Stored data →

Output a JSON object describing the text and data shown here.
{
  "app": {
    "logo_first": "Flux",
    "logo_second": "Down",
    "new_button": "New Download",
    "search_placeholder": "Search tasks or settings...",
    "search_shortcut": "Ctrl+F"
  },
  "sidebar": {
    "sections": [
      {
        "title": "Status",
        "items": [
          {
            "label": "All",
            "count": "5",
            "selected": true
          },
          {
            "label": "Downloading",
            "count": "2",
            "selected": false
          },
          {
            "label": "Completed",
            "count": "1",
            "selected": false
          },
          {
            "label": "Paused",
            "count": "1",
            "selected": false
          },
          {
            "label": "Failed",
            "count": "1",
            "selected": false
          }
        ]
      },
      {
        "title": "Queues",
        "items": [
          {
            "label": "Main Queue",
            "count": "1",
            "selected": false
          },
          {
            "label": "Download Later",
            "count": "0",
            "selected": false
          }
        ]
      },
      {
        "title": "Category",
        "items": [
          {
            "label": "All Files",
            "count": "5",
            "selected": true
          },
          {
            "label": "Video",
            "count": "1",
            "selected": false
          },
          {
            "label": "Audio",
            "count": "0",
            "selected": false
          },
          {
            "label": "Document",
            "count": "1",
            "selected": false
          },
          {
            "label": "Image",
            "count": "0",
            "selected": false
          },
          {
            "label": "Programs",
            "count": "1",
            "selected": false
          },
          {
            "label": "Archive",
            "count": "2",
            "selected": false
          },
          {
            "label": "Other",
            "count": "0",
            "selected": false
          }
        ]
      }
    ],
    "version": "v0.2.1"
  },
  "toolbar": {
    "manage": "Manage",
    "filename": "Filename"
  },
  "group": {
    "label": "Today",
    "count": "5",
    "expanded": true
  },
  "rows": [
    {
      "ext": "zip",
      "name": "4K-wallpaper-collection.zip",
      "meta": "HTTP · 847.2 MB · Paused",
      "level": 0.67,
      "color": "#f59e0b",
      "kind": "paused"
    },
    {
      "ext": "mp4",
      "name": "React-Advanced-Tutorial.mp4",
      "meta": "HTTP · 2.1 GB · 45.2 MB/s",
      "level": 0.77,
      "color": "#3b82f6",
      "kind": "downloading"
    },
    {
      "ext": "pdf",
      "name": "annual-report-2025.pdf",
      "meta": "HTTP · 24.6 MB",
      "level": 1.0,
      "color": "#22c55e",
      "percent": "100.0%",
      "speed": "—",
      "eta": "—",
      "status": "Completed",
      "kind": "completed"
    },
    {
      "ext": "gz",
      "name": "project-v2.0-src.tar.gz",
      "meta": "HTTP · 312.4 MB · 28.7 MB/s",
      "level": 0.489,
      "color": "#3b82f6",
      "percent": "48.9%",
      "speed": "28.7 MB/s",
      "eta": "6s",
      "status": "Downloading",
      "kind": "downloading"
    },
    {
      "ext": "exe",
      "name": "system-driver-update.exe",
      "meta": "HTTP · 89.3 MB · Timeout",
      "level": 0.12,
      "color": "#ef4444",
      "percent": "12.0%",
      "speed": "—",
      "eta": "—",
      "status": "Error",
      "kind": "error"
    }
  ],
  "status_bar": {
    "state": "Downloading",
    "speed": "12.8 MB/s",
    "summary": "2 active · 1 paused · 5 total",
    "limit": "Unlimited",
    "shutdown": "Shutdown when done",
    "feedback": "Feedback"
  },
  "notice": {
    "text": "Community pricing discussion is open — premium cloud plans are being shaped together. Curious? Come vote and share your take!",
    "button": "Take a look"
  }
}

...

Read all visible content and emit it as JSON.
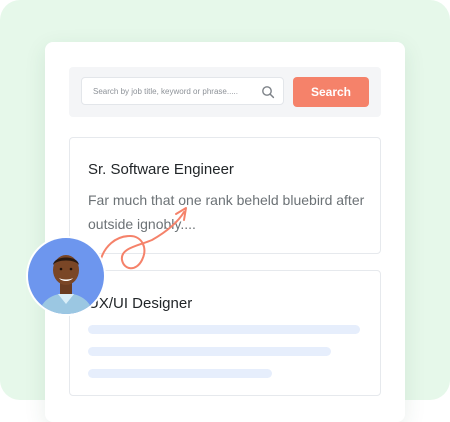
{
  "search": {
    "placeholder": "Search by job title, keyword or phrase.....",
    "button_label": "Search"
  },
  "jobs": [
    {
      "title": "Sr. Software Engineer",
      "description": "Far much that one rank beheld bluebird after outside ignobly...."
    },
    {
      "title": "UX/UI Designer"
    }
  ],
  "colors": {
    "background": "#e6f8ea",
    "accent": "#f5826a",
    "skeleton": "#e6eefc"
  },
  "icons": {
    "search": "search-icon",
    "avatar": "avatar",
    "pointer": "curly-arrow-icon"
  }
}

Written exercise → Establish how many lines of the records contain the string "percent" and state that number without elaboration.

Solved problem → 3